## [What to produce]
Give all the lines below again, exactly, with no pictures.

━━ Raw data ━━

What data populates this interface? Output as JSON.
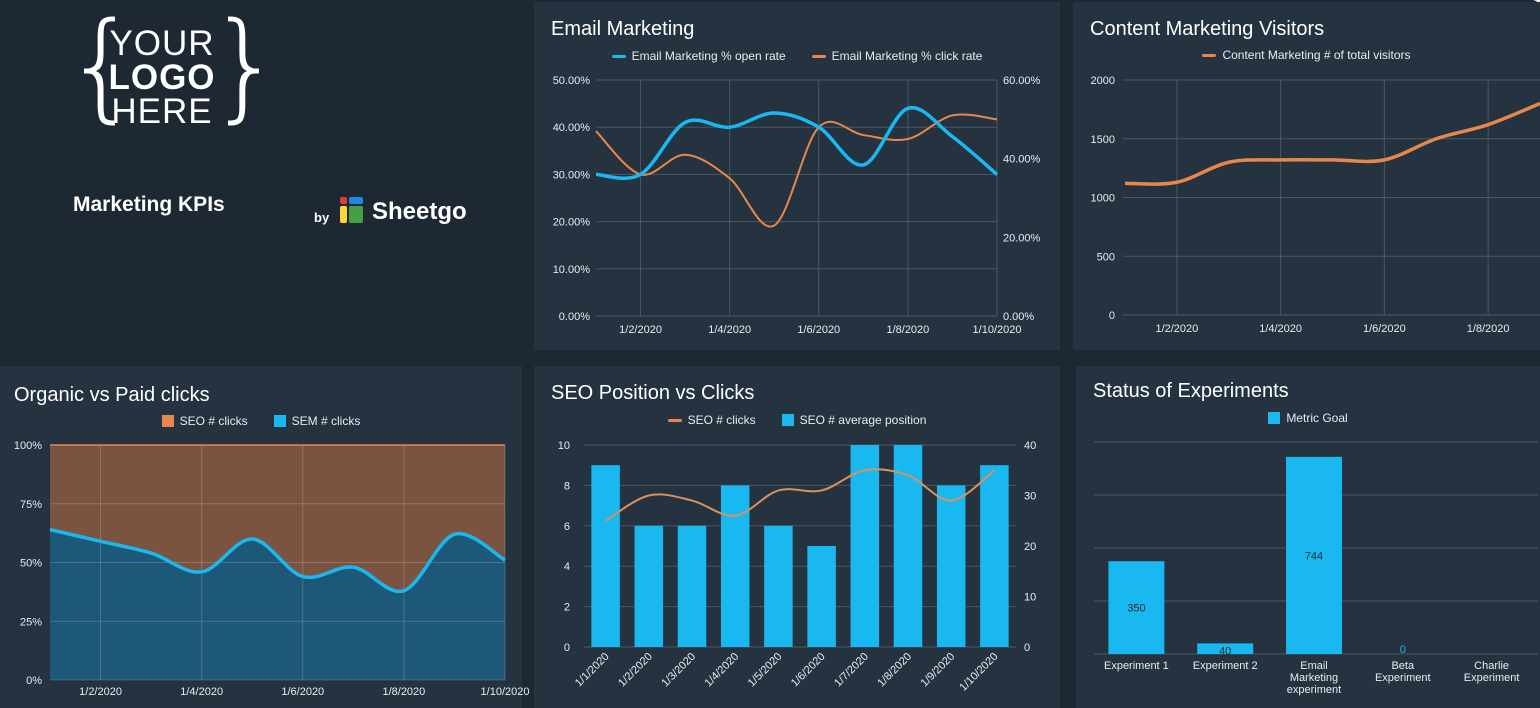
{
  "branding": {
    "logo_line1": "YOUR",
    "logo_line2": "LOGO",
    "logo_line3": "HERE",
    "dashboard_title": "Marketing KPIs",
    "by_label": "by",
    "brand_name": "Sheetgo"
  },
  "colors": {
    "background": "#1e2832",
    "panel": "#253340",
    "cyan": "#1ab8f0",
    "orange": "#e8874a",
    "grid": "#4a5866",
    "text": "#e8ecef"
  },
  "panels": {
    "email": {
      "title": "Email Marketing"
    },
    "content": {
      "title": "Content Marketing Visitors"
    },
    "organic": {
      "title": "Organic vs Paid clicks"
    },
    "seo": {
      "title": "SEO Position vs Clicks"
    },
    "status": {
      "title": "Status of Experiments"
    }
  },
  "chart_data": [
    {
      "id": "email",
      "type": "line",
      "title": "Email Marketing",
      "x": [
        "1/1/2020",
        "1/2/2020",
        "1/3/2020",
        "1/4/2020",
        "1/5/2020",
        "1/6/2020",
        "1/7/2020",
        "1/8/2020",
        "1/9/2020",
        "1/10/2020"
      ],
      "x_tick_labels": [
        "1/2/2020",
        "1/4/2020",
        "1/6/2020",
        "1/8/2020",
        "1/10/2020"
      ],
      "series": [
        {
          "name": "Email Marketing % open rate",
          "axis": "left",
          "values": [
            30,
            30,
            41,
            40,
            43,
            40,
            32,
            44,
            38,
            30
          ]
        },
        {
          "name": "Email Marketing % click rate",
          "axis": "right",
          "values": [
            47,
            36,
            41,
            35,
            23,
            48,
            46,
            45,
            51,
            50
          ]
        }
      ],
      "ylim_left": [
        0,
        50
      ],
      "ylim_right": [
        0,
        60
      ],
      "y_ticks_left": [
        "0.00%",
        "10.00%",
        "20.00%",
        "30.00%",
        "40.00%",
        "50.00%"
      ],
      "y_ticks_right": [
        "0.00%",
        "20.00%",
        "40.00%",
        "60.00%"
      ],
      "grid": true,
      "legend": "top"
    },
    {
      "id": "content",
      "type": "line",
      "title": "Content Marketing Visitors",
      "x": [
        "1/1/2020",
        "1/2/2020",
        "1/3/2020",
        "1/4/2020",
        "1/5/2020",
        "1/6/2020",
        "1/7/2020",
        "1/8/2020",
        "1/9/2020"
      ],
      "x_tick_labels": [
        "1/2/2020",
        "1/4/2020",
        "1/6/2020",
        "1/8/2020"
      ],
      "series": [
        {
          "name": "Content Marketing # of total visitors",
          "values": [
            1120,
            1130,
            1300,
            1320,
            1320,
            1320,
            1500,
            1620,
            1800
          ]
        }
      ],
      "ylim": [
        0,
        2000
      ],
      "y_ticks": [
        "0",
        "500",
        "1000",
        "1500",
        "2000"
      ],
      "grid": true,
      "legend": "top"
    },
    {
      "id": "organic",
      "type": "area",
      "title": "Organic vs Paid clicks",
      "stacked_percent": true,
      "x": [
        "1/1/2020",
        "1/2/2020",
        "1/3/2020",
        "1/4/2020",
        "1/5/2020",
        "1/6/2020",
        "1/7/2020",
        "1/8/2020",
        "1/9/2020",
        "1/10/2020"
      ],
      "x_tick_labels": [
        "1/2/2020",
        "1/4/2020",
        "1/6/2020",
        "1/8/2020"
      ],
      "series": [
        {
          "name": "SEO # clicks",
          "values": [
            36,
            41,
            46,
            54,
            40,
            56,
            52,
            62,
            38,
            49
          ]
        },
        {
          "name": "SEM # clicks",
          "values": [
            64,
            59,
            54,
            46,
            60,
            44,
            48,
            38,
            62,
            51
          ]
        }
      ],
      "y_ticks": [
        "0%",
        "25%",
        "50%",
        "75%",
        "100%"
      ],
      "grid": true,
      "legend": "top"
    },
    {
      "id": "seo",
      "type": "bar",
      "title": "SEO Position vs Clicks",
      "categories": [
        "1/1/2020",
        "1/2/2020",
        "1/3/2020",
        "1/4/2020",
        "1/5/2020",
        "1/6/2020",
        "1/7/2020",
        "1/8/2020",
        "1/9/2020",
        "1/10/2020"
      ],
      "series": [
        {
          "name": "SEO # clicks",
          "type": "line",
          "axis": "right",
          "values": [
            25,
            30,
            29,
            26,
            31,
            31,
            35,
            34,
            29,
            35
          ]
        },
        {
          "name": "SEO # average position",
          "type": "bar",
          "axis": "left",
          "values": [
            9,
            6,
            6,
            8,
            6,
            5,
            10,
            10,
            8,
            9
          ]
        }
      ],
      "ylim_left": [
        0,
        10
      ],
      "ylim_right": [
        0,
        40
      ],
      "y_ticks_left": [
        "0",
        "2",
        "4",
        "6",
        "8",
        "10"
      ],
      "y_ticks_right": [
        "0",
        "10",
        "20",
        "30",
        "40"
      ],
      "grid": true,
      "legend": "top"
    },
    {
      "id": "status",
      "type": "bar",
      "title": "Status of Experiments",
      "categories": [
        "Experiment 1",
        "Experiment 2",
        "Email Marketing experiment",
        "Beta Experiment",
        "Charlie Experiment"
      ],
      "category_lines": [
        [
          "Experiment 1"
        ],
        [
          "Experiment 2"
        ],
        [
          "Email",
          "Marketing",
          "experiment"
        ],
        [
          "Beta",
          "Experiment"
        ],
        [
          "Charlie",
          "Experiment"
        ]
      ],
      "series": [
        {
          "name": "Metric Goal",
          "values": [
            350,
            40,
            744,
            0,
            null
          ]
        }
      ],
      "data_labels": [
        "350",
        "40",
        "744",
        "0",
        ""
      ],
      "ylim": [
        0,
        800
      ],
      "grid": true,
      "legend": "top"
    }
  ]
}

━━━

## [Result for this exercise]
What data populates this interface? Output as JSON.
{
  "branding": {
    "logo_line1": "YOUR",
    "logo_line2": "LOGO",
    "logo_line3": "HERE",
    "dashboard_title": "Marketing KPIs",
    "by_label": "by",
    "brand_name": "Sheetgo"
  },
  "colors": {
    "background": "#1e2832",
    "panel": "#253340",
    "cyan": "#1ab8f0",
    "orange": "#e8874a",
    "grid": "#4a5866",
    "text": "#e8ecef"
  },
  "panels": {
    "email": {
      "title": "Email Marketing"
    },
    "content": {
      "title": "Content Marketing Visitors"
    },
    "organic": {
      "title": "Organic vs Paid clicks"
    },
    "seo": {
      "title": "SEO Position vs Clicks"
    },
    "status": {
      "title": "Status of Experiments"
    }
  },
  "chart_data": [
    {
      "id": "email",
      "type": "line",
      "title": "Email Marketing",
      "x": [
        "1/1/2020",
        "1/2/2020",
        "1/3/2020",
        "1/4/2020",
        "1/5/2020",
        "1/6/2020",
        "1/7/2020",
        "1/8/2020",
        "1/9/2020",
        "1/10/2020"
      ],
      "x_tick_labels": [
        "1/2/2020",
        "1/4/2020",
        "1/6/2020",
        "1/8/2020",
        "1/10/2020"
      ],
      "series": [
        {
          "name": "Email Marketing % open rate",
          "axis": "left",
          "values": [
            30,
            30,
            41,
            40,
            43,
            40,
            32,
            44,
            38,
            30
          ]
        },
        {
          "name": "Email Marketing % click rate",
          "axis": "right",
          "values": [
            47,
            36,
            41,
            35,
            23,
            48,
            46,
            45,
            51,
            50
          ]
        }
      ],
      "ylim_left": [
        0,
        50
      ],
      "ylim_right": [
        0,
        60
      ],
      "y_ticks_left": [
        "0.00%",
        "10.00%",
        "20.00%",
        "30.00%",
        "40.00%",
        "50.00%"
      ],
      "y_ticks_right": [
        "0.00%",
        "20.00%",
        "40.00%",
        "60.00%"
      ],
      "grid": true,
      "legend": "top"
    },
    {
      "id": "content",
      "type": "line",
      "title": "Content Marketing Visitors",
      "x": [
        "1/1/2020",
        "1/2/2020",
        "1/3/2020",
        "1/4/2020",
        "1/5/2020",
        "1/6/2020",
        "1/7/2020",
        "1/8/2020",
        "1/9/2020"
      ],
      "x_tick_labels": [
        "1/2/2020",
        "1/4/2020",
        "1/6/2020",
        "1/8/2020"
      ],
      "series": [
        {
          "name": "Content Marketing # of total visitors",
          "values": [
            1120,
            1130,
            1300,
            1320,
            1320,
            1320,
            1500,
            1620,
            1800
          ]
        }
      ],
      "ylim": [
        0,
        2000
      ],
      "y_ticks": [
        "0",
        "500",
        "1000",
        "1500",
        "2000"
      ],
      "grid": true,
      "legend": "top"
    },
    {
      "id": "organic",
      "type": "area",
      "title": "Organic vs Paid clicks",
      "stacked_percent": true,
      "x": [
        "1/1/2020",
        "1/2/2020",
        "1/3/2020",
        "1/4/2020",
        "1/5/2020",
        "1/6/2020",
        "1/7/2020",
        "1/8/2020",
        "1/9/2020",
        "1/10/2020"
      ],
      "x_tick_labels": [
        "1/2/2020",
        "1/4/2020",
        "1/6/2020",
        "1/8/2020"
      ],
      "series": [
        {
          "name": "SEO # clicks",
          "values": [
            36,
            41,
            46,
            54,
            40,
            56,
            52,
            62,
            38,
            49
          ]
        },
        {
          "name": "SEM # clicks",
          "values": [
            64,
            59,
            54,
            46,
            60,
            44,
            48,
            38,
            62,
            51
          ]
        }
      ],
      "y_ticks": [
        "0%",
        "25%",
        "50%",
        "75%",
        "100%"
      ],
      "grid": true,
      "legend": "top"
    },
    {
      "id": "seo",
      "type": "bar",
      "title": "SEO Position vs Clicks",
      "categories": [
        "1/1/2020",
        "1/2/2020",
        "1/3/2020",
        "1/4/2020",
        "1/5/2020",
        "1/6/2020",
        "1/7/2020",
        "1/8/2020",
        "1/9/2020",
        "1/10/2020"
      ],
      "series": [
        {
          "name": "SEO # clicks",
          "type": "line",
          "axis": "right",
          "values": [
            25,
            30,
            29,
            26,
            31,
            31,
            35,
            34,
            29,
            35
          ]
        },
        {
          "name": "SEO # average position",
          "type": "bar",
          "axis": "left",
          "values": [
            9,
            6,
            6,
            8,
            6,
            5,
            10,
            10,
            8,
            9
          ]
        }
      ],
      "ylim_left": [
        0,
        10
      ],
      "ylim_right": [
        0,
        40
      ],
      "y_ticks_left": [
        "0",
        "2",
        "4",
        "6",
        "8",
        "10"
      ],
      "y_ticks_right": [
        "0",
        "10",
        "20",
        "30",
        "40"
      ],
      "grid": true,
      "legend": "top"
    },
    {
      "id": "status",
      "type": "bar",
      "title": "Status of Experiments",
      "categories": [
        "Experiment 1",
        "Experiment 2",
        "Email Marketing experiment",
        "Beta Experiment",
        "Charlie Experiment"
      ],
      "category_lines": [
        [
          "Experiment 1"
        ],
        [
          "Experiment 2"
        ],
        [
          "Email",
          "Marketing",
          "experiment"
        ],
        [
          "Beta",
          "Experiment"
        ],
        [
          "Charlie",
          "Experiment"
        ]
      ],
      "series": [
        {
          "name": "Metric Goal",
          "values": [
            350,
            40,
            744,
            0,
            null
          ]
        }
      ],
      "data_labels": [
        "350",
        "40",
        "744",
        "0",
        ""
      ],
      "ylim": [
        0,
        800
      ],
      "grid": true,
      "legend": "top"
    }
  ]
}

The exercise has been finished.